## Exercise requirements:
Extract every line where the string "ylabel" appears.

## Dataset excerpts:
## Begin

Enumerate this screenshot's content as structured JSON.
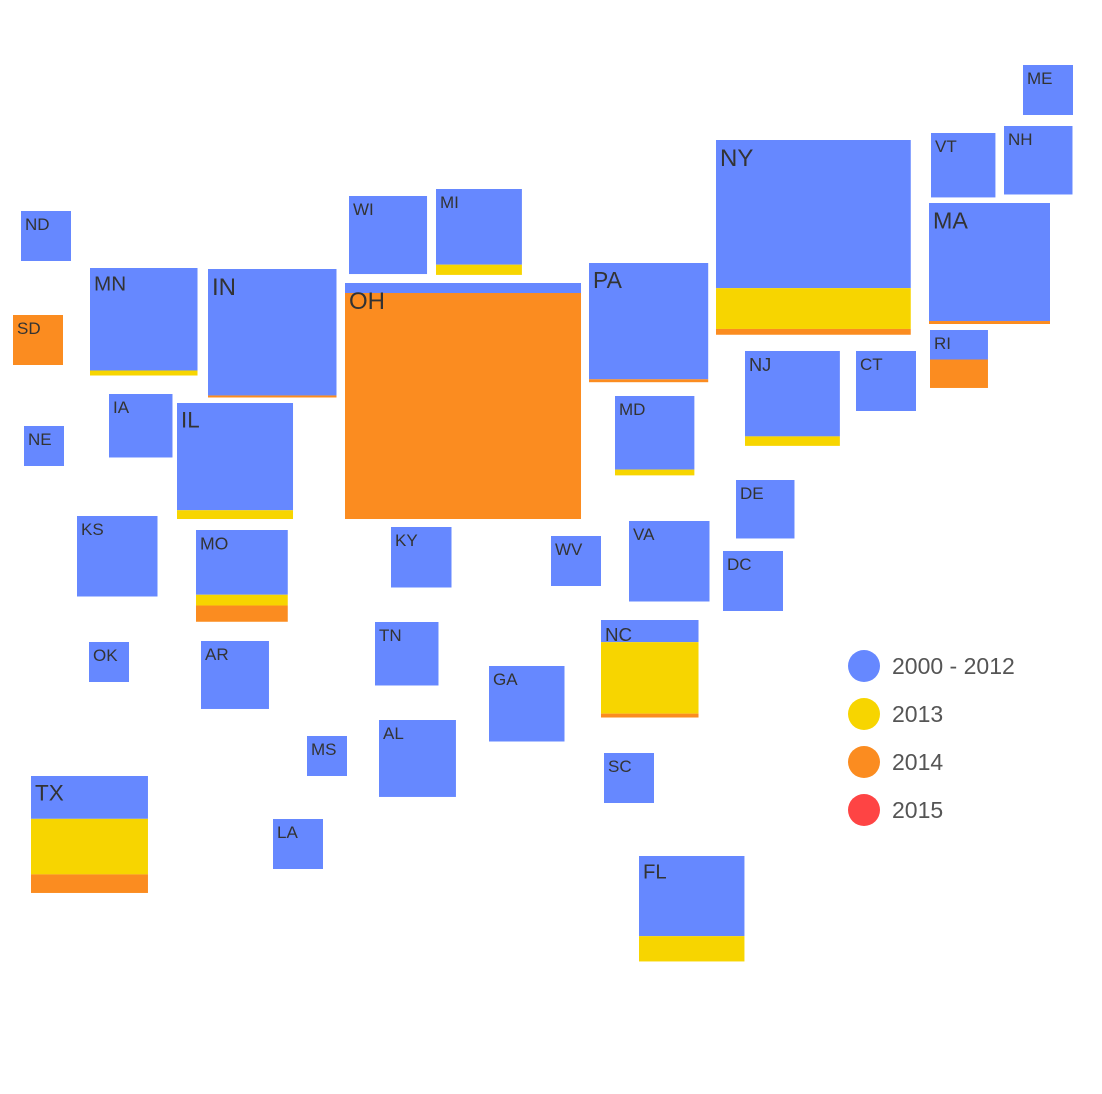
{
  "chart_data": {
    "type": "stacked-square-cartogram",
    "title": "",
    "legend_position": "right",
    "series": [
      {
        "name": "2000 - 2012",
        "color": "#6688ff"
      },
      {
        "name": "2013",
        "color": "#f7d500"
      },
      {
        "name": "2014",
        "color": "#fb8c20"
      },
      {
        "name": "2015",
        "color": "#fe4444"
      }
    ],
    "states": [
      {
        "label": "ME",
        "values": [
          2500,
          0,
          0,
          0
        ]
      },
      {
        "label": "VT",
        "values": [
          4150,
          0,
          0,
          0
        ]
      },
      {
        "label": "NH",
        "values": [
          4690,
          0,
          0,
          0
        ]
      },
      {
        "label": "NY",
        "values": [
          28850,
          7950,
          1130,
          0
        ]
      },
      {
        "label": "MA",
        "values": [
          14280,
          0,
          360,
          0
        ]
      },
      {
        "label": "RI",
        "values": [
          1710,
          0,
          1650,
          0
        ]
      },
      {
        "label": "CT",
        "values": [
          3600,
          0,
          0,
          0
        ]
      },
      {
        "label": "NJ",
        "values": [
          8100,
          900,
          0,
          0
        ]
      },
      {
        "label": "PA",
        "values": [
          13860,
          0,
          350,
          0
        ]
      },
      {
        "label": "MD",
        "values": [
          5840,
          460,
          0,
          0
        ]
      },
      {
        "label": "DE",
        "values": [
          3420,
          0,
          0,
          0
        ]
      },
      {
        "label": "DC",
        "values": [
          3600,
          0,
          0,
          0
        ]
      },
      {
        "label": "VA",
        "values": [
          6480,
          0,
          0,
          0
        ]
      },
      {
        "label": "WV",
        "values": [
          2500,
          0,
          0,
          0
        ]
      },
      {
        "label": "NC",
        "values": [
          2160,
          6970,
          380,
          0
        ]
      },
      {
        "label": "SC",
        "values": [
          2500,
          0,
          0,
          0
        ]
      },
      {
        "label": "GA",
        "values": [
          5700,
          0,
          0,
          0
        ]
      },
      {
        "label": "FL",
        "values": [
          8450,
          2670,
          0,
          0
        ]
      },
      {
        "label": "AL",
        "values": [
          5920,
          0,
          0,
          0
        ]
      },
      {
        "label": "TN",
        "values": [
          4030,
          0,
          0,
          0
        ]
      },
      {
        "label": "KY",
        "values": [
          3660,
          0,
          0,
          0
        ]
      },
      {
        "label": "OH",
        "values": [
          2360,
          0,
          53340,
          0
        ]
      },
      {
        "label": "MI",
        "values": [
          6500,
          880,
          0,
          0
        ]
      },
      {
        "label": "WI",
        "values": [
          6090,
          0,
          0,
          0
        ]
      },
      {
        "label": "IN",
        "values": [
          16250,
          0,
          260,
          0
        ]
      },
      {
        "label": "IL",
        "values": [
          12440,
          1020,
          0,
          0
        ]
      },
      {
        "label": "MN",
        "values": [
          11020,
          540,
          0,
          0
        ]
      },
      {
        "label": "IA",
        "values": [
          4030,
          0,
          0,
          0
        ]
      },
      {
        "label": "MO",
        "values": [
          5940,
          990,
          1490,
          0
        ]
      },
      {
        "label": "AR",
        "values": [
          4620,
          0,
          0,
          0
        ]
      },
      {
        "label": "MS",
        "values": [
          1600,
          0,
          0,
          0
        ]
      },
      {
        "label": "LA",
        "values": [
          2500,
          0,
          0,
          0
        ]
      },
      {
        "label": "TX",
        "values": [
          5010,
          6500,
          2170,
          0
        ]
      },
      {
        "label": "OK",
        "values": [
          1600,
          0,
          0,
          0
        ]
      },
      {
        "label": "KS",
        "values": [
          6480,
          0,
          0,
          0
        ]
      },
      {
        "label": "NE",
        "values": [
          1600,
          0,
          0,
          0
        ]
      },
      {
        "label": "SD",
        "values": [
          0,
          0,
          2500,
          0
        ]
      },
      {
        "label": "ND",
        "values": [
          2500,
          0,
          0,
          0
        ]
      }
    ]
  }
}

## End
## Begin

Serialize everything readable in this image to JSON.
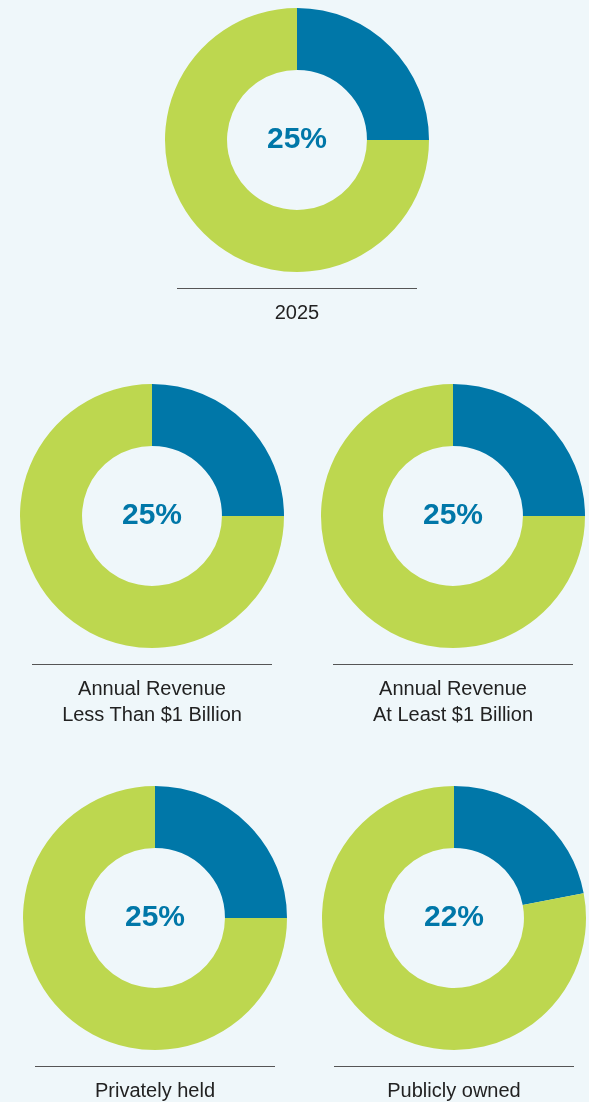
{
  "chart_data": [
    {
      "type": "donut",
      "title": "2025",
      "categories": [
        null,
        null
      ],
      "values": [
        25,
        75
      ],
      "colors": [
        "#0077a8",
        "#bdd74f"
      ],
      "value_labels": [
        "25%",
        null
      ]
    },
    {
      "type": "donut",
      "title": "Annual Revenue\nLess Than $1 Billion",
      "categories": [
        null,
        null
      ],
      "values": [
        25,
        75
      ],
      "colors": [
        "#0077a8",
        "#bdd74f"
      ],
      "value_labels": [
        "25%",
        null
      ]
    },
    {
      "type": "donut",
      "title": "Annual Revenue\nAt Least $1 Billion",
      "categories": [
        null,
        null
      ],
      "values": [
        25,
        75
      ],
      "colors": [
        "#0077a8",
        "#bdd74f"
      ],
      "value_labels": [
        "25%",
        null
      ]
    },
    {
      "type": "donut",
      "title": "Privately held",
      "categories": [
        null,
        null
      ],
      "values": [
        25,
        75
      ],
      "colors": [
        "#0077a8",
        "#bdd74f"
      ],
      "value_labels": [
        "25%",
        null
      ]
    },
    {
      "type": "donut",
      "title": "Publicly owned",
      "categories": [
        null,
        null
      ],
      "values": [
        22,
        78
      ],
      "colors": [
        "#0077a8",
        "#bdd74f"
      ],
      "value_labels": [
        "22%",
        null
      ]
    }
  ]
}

## End
## Begin

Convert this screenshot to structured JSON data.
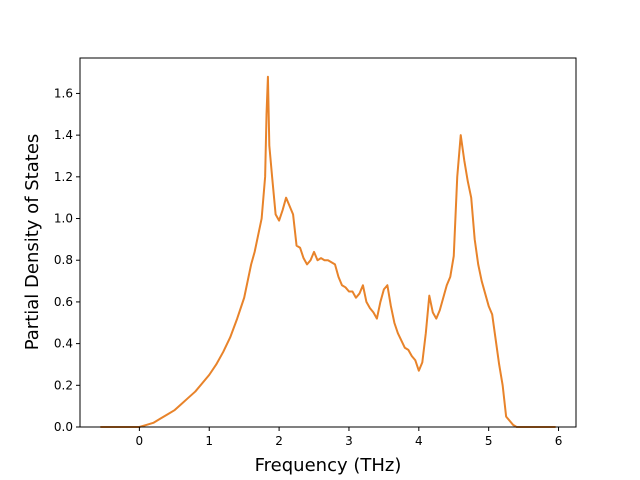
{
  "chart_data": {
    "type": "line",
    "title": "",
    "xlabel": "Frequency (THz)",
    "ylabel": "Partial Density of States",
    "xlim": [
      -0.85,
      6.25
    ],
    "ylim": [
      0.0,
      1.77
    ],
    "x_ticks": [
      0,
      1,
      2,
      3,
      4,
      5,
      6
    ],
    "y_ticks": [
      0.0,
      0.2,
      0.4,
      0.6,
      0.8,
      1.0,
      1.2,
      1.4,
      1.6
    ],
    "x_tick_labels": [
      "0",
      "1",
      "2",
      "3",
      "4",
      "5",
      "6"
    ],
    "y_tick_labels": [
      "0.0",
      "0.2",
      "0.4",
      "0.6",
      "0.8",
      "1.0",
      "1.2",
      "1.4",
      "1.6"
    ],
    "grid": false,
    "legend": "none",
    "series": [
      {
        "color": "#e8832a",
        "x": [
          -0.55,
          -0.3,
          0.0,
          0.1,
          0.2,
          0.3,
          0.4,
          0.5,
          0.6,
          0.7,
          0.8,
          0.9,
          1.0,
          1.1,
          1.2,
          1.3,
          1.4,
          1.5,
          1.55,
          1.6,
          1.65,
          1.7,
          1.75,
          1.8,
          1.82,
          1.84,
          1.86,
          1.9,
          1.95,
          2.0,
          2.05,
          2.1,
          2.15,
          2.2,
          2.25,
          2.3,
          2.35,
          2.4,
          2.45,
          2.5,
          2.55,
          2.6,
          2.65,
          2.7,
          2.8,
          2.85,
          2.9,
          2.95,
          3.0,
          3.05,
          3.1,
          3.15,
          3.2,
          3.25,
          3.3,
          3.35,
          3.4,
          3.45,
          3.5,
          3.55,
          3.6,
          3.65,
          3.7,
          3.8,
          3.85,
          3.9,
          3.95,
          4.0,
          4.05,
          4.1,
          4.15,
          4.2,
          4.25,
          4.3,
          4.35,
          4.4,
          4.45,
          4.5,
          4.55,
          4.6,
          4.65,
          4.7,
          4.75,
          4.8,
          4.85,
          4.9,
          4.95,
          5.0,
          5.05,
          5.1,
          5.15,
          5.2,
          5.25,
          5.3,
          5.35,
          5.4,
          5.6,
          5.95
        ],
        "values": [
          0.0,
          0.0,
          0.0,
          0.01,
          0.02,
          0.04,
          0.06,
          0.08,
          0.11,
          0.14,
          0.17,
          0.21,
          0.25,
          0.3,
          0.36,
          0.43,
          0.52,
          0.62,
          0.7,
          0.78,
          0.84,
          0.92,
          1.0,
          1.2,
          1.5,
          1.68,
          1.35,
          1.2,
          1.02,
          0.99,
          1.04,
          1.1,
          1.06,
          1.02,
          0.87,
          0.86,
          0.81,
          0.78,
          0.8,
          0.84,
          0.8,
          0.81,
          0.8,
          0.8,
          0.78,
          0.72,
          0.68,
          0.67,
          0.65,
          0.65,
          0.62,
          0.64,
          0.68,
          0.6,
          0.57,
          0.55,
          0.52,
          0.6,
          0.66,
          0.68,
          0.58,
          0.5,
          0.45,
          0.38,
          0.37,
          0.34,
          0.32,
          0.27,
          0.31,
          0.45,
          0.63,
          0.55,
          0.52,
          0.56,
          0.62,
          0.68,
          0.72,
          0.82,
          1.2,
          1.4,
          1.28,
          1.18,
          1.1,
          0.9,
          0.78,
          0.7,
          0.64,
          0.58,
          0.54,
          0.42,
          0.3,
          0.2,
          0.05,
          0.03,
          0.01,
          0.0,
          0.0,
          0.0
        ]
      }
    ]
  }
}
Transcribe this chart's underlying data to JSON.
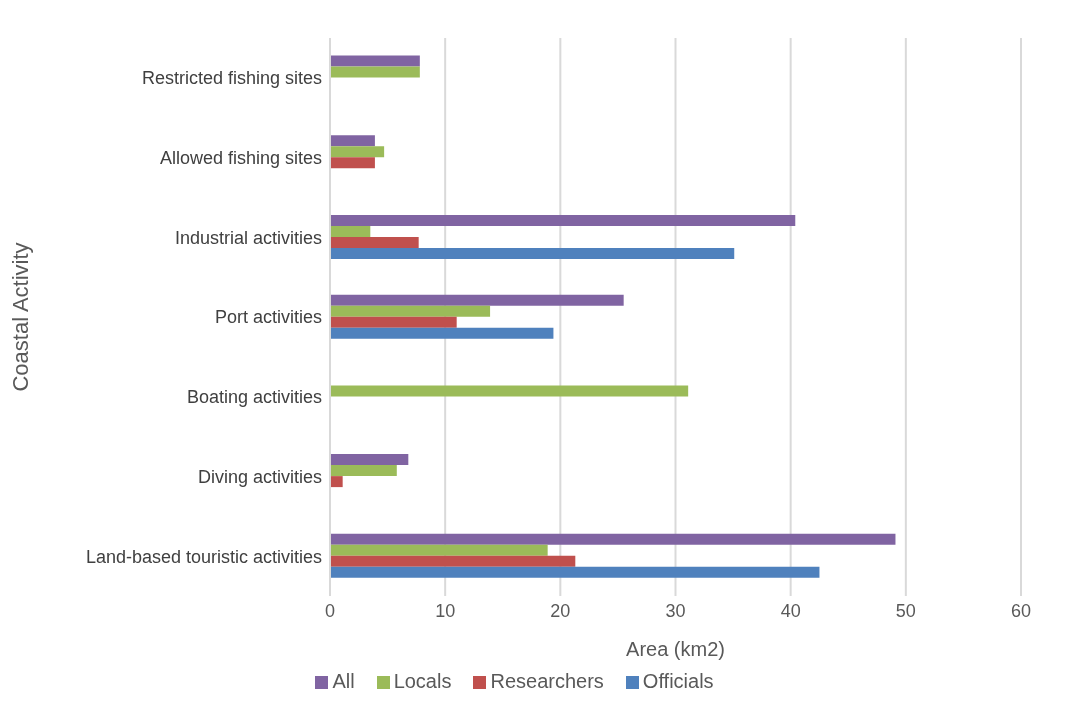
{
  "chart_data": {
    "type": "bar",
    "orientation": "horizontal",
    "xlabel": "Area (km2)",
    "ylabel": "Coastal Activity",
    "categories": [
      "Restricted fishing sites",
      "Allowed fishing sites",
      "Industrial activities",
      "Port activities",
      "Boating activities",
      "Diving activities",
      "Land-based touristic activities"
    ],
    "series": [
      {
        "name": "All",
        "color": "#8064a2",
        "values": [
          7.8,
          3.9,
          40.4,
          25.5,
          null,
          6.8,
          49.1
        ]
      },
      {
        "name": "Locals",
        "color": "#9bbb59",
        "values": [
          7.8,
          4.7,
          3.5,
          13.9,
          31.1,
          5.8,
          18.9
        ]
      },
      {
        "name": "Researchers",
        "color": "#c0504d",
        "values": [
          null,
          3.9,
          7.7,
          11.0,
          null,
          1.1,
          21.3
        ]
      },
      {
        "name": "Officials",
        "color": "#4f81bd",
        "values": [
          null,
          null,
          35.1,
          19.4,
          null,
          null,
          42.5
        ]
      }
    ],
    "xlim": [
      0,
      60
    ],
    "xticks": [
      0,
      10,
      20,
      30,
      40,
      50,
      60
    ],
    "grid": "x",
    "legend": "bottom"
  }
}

## End

## Result for this task:
    "ylabel": "Partial Density of States",
    "ylabel": "Coastal Activity",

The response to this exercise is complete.